Working data ▸
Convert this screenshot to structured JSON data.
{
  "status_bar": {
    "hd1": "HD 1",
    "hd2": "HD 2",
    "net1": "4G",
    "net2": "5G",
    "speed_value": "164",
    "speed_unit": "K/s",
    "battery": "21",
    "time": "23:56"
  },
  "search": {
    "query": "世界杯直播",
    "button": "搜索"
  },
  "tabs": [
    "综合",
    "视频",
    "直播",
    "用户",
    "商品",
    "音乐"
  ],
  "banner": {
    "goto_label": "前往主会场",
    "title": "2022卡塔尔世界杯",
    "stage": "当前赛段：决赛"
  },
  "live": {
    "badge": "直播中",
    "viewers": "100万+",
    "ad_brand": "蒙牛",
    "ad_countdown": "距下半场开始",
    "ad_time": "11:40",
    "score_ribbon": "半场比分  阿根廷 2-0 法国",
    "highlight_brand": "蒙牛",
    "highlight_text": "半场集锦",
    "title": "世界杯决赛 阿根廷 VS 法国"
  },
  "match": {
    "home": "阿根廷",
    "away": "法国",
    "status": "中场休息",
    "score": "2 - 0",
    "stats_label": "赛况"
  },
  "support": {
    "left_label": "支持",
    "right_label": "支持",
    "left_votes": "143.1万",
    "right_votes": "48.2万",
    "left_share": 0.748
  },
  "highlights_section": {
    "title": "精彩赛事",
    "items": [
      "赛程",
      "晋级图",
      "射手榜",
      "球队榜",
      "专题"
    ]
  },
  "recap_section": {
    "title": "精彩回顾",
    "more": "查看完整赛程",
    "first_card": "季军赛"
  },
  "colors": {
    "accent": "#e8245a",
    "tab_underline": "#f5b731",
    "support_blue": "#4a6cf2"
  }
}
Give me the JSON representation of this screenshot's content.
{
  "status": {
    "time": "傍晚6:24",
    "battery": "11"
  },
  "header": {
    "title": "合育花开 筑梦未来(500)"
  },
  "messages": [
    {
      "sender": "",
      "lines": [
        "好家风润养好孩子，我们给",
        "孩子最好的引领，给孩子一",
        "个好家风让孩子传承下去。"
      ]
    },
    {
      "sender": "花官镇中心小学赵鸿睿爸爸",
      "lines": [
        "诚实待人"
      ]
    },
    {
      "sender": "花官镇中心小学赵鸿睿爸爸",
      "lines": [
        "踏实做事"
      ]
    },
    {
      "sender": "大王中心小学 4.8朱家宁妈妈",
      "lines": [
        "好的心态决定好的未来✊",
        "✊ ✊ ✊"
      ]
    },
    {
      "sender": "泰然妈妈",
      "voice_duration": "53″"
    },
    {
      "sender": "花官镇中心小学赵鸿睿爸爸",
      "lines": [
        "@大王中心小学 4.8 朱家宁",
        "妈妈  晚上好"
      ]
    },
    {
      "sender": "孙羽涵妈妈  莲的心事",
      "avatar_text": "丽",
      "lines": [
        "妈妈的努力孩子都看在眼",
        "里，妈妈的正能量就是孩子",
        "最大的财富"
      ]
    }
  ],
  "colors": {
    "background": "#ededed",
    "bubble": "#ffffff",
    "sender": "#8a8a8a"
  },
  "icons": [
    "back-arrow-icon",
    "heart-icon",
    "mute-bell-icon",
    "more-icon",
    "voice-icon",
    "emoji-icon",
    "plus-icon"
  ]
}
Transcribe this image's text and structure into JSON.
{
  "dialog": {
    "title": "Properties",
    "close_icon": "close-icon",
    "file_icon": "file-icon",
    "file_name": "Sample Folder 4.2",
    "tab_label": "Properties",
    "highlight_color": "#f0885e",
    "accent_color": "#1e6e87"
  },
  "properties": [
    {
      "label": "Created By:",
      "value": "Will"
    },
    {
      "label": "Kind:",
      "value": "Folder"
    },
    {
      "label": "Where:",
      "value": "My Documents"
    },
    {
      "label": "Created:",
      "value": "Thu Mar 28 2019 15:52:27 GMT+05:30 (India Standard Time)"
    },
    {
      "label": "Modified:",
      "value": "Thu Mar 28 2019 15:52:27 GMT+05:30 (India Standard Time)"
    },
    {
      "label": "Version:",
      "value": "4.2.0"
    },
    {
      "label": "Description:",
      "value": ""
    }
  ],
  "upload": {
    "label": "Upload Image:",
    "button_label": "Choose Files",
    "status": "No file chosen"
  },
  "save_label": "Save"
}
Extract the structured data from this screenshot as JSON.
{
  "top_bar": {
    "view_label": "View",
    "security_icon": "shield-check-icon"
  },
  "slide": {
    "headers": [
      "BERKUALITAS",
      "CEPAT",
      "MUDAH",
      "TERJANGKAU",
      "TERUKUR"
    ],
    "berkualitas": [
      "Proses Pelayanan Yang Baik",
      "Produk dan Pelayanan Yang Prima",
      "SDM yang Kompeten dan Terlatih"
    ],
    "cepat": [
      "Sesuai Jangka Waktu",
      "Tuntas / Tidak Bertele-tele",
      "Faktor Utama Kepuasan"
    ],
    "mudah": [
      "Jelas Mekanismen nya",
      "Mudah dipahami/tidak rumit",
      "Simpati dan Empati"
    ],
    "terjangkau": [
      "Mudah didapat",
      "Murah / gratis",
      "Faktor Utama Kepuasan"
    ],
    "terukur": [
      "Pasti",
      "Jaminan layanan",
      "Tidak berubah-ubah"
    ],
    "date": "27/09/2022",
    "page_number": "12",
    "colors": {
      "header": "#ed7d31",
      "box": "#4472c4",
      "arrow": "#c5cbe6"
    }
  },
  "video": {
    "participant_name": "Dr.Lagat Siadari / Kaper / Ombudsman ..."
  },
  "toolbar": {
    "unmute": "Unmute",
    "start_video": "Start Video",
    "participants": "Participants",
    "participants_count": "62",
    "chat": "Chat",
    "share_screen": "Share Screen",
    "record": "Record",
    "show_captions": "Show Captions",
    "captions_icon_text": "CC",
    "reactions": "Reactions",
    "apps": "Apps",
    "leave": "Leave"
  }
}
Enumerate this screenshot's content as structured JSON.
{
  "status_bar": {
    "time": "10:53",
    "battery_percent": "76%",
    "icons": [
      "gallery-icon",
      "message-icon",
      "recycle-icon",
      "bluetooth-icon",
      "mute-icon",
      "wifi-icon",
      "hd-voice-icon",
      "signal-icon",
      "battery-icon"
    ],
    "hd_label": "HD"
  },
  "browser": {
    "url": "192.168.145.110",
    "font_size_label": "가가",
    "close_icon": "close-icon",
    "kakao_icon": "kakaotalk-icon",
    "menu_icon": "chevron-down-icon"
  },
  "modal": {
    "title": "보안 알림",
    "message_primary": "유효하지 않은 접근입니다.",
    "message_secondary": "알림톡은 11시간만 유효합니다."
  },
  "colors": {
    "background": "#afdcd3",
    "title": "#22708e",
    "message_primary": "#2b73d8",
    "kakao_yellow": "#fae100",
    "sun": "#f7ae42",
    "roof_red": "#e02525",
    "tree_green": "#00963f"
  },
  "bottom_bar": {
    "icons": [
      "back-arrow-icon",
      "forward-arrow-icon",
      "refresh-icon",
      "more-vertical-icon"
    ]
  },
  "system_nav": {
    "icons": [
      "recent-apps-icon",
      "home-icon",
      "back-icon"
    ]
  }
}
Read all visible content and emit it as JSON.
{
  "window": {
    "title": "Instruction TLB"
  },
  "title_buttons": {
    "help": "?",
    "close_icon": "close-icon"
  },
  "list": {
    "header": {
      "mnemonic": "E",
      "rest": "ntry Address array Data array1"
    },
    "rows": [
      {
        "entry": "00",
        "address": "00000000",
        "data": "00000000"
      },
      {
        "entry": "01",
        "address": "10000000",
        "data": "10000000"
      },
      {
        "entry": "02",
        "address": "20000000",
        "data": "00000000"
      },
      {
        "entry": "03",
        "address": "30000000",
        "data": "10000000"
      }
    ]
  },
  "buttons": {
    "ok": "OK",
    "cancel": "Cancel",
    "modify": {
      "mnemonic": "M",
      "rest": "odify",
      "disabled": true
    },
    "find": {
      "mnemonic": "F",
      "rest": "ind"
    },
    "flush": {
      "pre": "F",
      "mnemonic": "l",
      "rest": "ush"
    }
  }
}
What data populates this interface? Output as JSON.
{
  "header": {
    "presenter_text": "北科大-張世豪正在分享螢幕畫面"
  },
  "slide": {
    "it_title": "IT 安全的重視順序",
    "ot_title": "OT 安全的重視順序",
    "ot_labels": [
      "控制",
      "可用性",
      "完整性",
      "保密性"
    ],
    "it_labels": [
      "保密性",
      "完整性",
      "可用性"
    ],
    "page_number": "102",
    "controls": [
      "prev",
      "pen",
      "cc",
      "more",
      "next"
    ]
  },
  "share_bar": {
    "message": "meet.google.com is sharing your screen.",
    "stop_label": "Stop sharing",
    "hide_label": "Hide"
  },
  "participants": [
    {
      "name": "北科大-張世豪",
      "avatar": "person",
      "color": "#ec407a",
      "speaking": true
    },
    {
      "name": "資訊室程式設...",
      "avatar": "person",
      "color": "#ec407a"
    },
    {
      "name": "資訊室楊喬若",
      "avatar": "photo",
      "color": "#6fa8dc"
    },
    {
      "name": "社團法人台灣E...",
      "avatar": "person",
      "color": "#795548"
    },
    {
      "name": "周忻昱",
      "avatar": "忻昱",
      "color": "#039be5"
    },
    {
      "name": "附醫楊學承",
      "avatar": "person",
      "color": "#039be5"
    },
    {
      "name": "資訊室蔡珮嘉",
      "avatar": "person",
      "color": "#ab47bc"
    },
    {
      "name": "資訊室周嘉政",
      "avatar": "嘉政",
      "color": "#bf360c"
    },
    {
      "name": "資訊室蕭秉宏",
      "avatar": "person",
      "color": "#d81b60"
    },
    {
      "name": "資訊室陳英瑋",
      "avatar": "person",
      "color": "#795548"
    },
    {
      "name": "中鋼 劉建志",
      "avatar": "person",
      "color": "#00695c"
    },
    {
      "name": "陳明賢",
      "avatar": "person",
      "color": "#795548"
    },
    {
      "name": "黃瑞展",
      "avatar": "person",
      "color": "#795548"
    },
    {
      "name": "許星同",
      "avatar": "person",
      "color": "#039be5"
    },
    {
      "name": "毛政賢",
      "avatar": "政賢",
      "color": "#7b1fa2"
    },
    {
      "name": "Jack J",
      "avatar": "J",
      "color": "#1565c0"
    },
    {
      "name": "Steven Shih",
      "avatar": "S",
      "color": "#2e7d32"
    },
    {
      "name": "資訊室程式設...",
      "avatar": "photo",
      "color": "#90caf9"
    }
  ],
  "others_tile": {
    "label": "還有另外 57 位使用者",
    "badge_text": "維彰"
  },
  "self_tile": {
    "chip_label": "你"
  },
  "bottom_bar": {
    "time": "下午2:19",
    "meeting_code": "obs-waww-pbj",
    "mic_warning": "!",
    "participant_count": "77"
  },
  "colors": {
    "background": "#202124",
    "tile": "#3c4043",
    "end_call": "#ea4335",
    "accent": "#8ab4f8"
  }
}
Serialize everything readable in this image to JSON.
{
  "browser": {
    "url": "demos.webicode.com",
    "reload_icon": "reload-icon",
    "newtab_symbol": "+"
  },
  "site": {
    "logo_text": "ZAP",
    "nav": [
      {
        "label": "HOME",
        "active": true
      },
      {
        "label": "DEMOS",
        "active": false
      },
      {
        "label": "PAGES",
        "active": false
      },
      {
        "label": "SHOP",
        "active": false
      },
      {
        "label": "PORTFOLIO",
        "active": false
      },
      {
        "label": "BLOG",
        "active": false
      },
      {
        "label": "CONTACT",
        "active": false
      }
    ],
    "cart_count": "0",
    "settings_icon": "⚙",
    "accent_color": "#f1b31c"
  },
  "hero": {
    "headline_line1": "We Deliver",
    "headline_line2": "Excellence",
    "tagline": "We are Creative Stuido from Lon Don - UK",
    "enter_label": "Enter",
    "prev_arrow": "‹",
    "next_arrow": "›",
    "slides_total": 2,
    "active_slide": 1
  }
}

Problem description ▸
Repeat word for word the lines running from the line containing "Serialize everything readable" to the end of the entries above, inclusive.

Task answer ▸
Serialize everything readable in this image to JSON.
{
  "browser": {
    "url": "demos.webicode.com",
    "reload_icon": "reload-icon",
    "newtab_symbol": "+"
  },
  "site": {
    "logo_text": "ZAP",
    "nav": [
      {
        "label": "HOME",
        "active": true
      },
      {
        "label": "DEMOS",
        "active": false
      },
      {
        "label": "PAGES",
        "active": false
      },
      {
        "label": "SHOP",
        "active": false
      },
      {
        "label": "PORTFOLIO",
        "active": false
      },
      {
        "label": "BLOG",
        "active": false
      },
      {
        "label": "CONTACT",
        "active": false
      }
    ],
    "cart_count": "0",
    "settings_icon": "⚙",
    "accent_color": "#f1b31c"
  },
  "hero": {
    "headline_line1": "We Deliver",
    "headline_line2": "Excellence",
    "tagline": "We are Creative Stuido from Lon Don - UK",
    "enter_label": "Enter",
    "prev_arrow": "‹",
    "next_arrow": "›",
    "slides_total": 2,
    "active_slide": 1
  }
}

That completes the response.